» **Written task**:
Repeat the material below word for word and leave out all pictures.

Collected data
═══

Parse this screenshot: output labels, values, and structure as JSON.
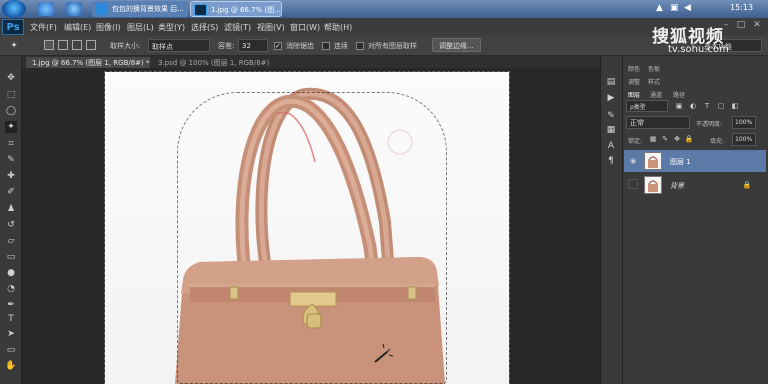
{
  "taskbar": {
    "tasks": [
      "包包的换背景效果 后...",
      "1.jpg @ 66.7% (图..."
    ],
    "clock": "15:13"
  },
  "menu": {
    "app_logo": "Ps",
    "items": [
      "文件(F)",
      "编辑(E)",
      "图像(I)",
      "图层(L)",
      "类型(Y)",
      "选择(S)",
      "滤镜(T)",
      "视图(V)",
      "窗口(W)",
      "帮助(H)"
    ],
    "workspace": "基本功能"
  },
  "options": {
    "sample_size_label": "取样大小:",
    "sample_size_value": "取样点",
    "tolerance_label": "容差:",
    "tolerance_value": "32",
    "anti_alias_label": "消除锯齿",
    "contiguous_label": "连续",
    "sample_all_layers_label": "对所有图层取样",
    "refine_edge_button": "调整边缘..."
  },
  "doc_tabs": [
    "1.jpg @ 66.7% (图层 1, RGB/8#) *",
    "3.psd @ 100% (图层 1, RGB/8#)"
  ],
  "watermark": {
    "brand": "搜狐视频",
    "url": "tv.sohu.com"
  },
  "panel": {
    "top_tabs": [
      "颜色",
      "色板"
    ],
    "adjust_tabs": [
      "调整",
      "样式"
    ],
    "layer_tabs": [
      "图层",
      "通道",
      "路径"
    ],
    "filter_kind": "ρ类型",
    "blend_mode": "正常",
    "opacity_label": "不透明度:",
    "opacity_value": "100%",
    "lock_label": "锁定:",
    "fill_label": "填充:",
    "fill_value": "100%",
    "layers": [
      "图层 1",
      "背景"
    ]
  },
  "colors": {
    "accent": "#5b7aa8",
    "bag": "#c9927a"
  }
}
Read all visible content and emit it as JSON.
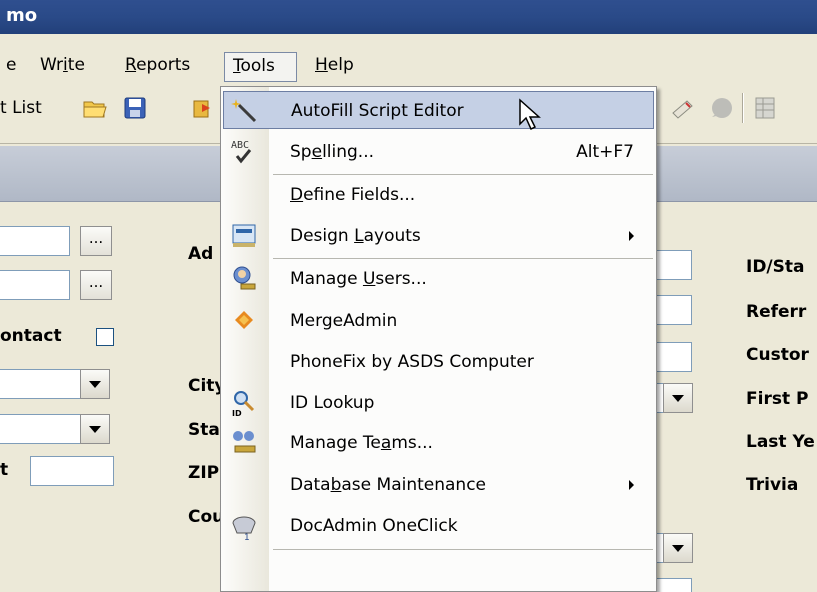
{
  "window": {
    "title": "mo"
  },
  "menubar": {
    "items": [
      {
        "id": "edit",
        "text": "e"
      },
      {
        "id": "write",
        "pre": "Wr",
        "u": "i",
        "post": "te"
      },
      {
        "id": "reports",
        "pre": "",
        "u": "R",
        "post": "eports"
      },
      {
        "id": "tools",
        "pre": "",
        "u": "T",
        "post": "ools"
      },
      {
        "id": "help",
        "pre": "",
        "u": "H",
        "post": "elp"
      }
    ]
  },
  "toolbar": {
    "text": "t List"
  },
  "tools_menu": {
    "items": [
      {
        "label": "AutoFill Script Editor",
        "icon": "magic-wand-icon"
      },
      {
        "pre": "Sp",
        "u": "e",
        "post": "lling...",
        "shortcut": "Alt+F7",
        "icon": "spell-check-icon",
        "icon_text": "ABC"
      },
      {
        "pre": "",
        "u": "D",
        "post": "efine Fields..."
      },
      {
        "pre": "Design ",
        "u": "L",
        "post": "ayouts",
        "icon": "design-layouts-icon"
      },
      {
        "pre": "Manage ",
        "u": "U",
        "post": "sers...",
        "icon": "manage-users-icon"
      },
      {
        "label": "MergeAdmin",
        "icon": "merge-admin-icon"
      },
      {
        "label": "PhoneFix by ASDS Computer"
      },
      {
        "label": "ID Lookup",
        "icon": "id-lookup-icon",
        "icon_text": "ID"
      },
      {
        "pre": "Manage Te",
        "u": "a",
        "post": "ms...",
        "icon": "manage-teams-icon"
      },
      {
        "pre": "Data",
        "u": "b",
        "post": "ase Maintenance"
      },
      {
        "label": "DocAdmin OneClick",
        "icon": "docadmin-icon",
        "icon_text": "1"
      }
    ]
  },
  "form": {
    "left": {
      "contact_label": "ontact",
      "last_label": "t"
    },
    "middle_labels": [
      "Ad",
      "City",
      "Sta",
      "ZIP",
      "Cou"
    ],
    "right_labels": [
      "ID/Sta",
      "Referr",
      "Custor",
      "First P",
      "Last Ye",
      "Trivia"
    ],
    "ellipsis": "..."
  }
}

═══

» **Full output**:
Parse this screenshot: output labels, values, and structure as JSON.
{
  "taskbar": {
    "tasks": [
      "包包的换背景效果 后...",
      "1.jpg @ 66.7% (图..."
    ],
    "clock": "15:13"
  },
  "menu": {
    "app_logo": "Ps",
    "items": [
      "文件(F)",
      "编辑(E)",
      "图像(I)",
      "图层(L)",
      "类型(Y)",
      "选择(S)",
      "滤镜(T)",
      "视图(V)",
      "窗口(W)",
      "帮助(H)"
    ],
    "workspace": "基本功能"
  },
  "options": {
    "sample_size_label": "取样大小:",
    "sample_size_value": "取样点",
    "tolerance_label": "容差:",
    "tolerance_value": "32",
    "anti_alias_label": "消除锯齿",
    "contiguous_label": "连续",
    "sample_all_layers_label": "对所有图层取样",
    "refine_edge_button": "调整边缘..."
  },
  "doc_tabs": [
    "1.jpg @ 66.7% (图层 1, RGB/8#) *",
    "3.psd @ 100% (图层 1, RGB/8#)"
  ],
  "watermark": {
    "brand": "搜狐视频",
    "url": "tv.sohu.com"
  },
  "panel": {
    "top_tabs": [
      "颜色",
      "色板"
    ],
    "adjust_tabs": [
      "调整",
      "样式"
    ],
    "layer_tabs": [
      "图层",
      "通道",
      "路径"
    ],
    "filter_kind": "ρ类型",
    "blend_mode": "正常",
    "opacity_label": "不透明度:",
    "opacity_value": "100%",
    "lock_label": "锁定:",
    "fill_label": "填充:",
    "fill_value": "100%",
    "layers": [
      "图层 1",
      "背景"
    ]
  },
  "colors": {
    "accent": "#5b7aa8",
    "bag": "#c9927a"
  }
}
Read all visible content and emit it as JSON.
{
  "window": {
    "title": "mo"
  },
  "menubar": {
    "items": [
      {
        "id": "edit",
        "text": "e"
      },
      {
        "id": "write",
        "pre": "Wr",
        "u": "i",
        "post": "te"
      },
      {
        "id": "reports",
        "pre": "",
        "u": "R",
        "post": "eports"
      },
      {
        "id": "tools",
        "pre": "",
        "u": "T",
        "post": "ools"
      },
      {
        "id": "help",
        "pre": "",
        "u": "H",
        "post": "elp"
      }
    ]
  },
  "toolbar": {
    "text": "t List"
  },
  "tools_menu": {
    "items": [
      {
        "label": "AutoFill Script Editor",
        "icon": "magic-wand-icon"
      },
      {
        "pre": "Sp",
        "u": "e",
        "post": "lling...",
        "shortcut": "Alt+F7",
        "icon": "spell-check-icon",
        "icon_text": "ABC"
      },
      {
        "pre": "",
        "u": "D",
        "post": "efine Fields..."
      },
      {
        "pre": "Design ",
        "u": "L",
        "post": "ayouts",
        "icon": "design-layouts-icon"
      },
      {
        "pre": "Manage ",
        "u": "U",
        "post": "sers...",
        "icon": "manage-users-icon"
      },
      {
        "label": "MergeAdmin",
        "icon": "merge-admin-icon"
      },
      {
        "label": "PhoneFix by ASDS Computer"
      },
      {
        "label": "ID Lookup",
        "icon": "id-lookup-icon",
        "icon_text": "ID"
      },
      {
        "pre": "Manage Te",
        "u": "a",
        "post": "ms...",
        "icon": "manage-teams-icon"
      },
      {
        "pre": "Data",
        "u": "b",
        "post": "ase Maintenance"
      },
      {
        "label": "DocAdmin OneClick",
        "icon": "docadmin-icon",
        "icon_text": "1"
      }
    ]
  },
  "form": {
    "left": {
      "contact_label": "ontact",
      "last_label": "t"
    },
    "middle_labels": [
      "Ad",
      "City",
      "Sta",
      "ZIP",
      "Cou"
    ],
    "right_labels": [
      "ID/Sta",
      "Referr",
      "Custor",
      "First P",
      "Last Ye",
      "Trivia"
    ],
    "ellipsis": "..."
  }
}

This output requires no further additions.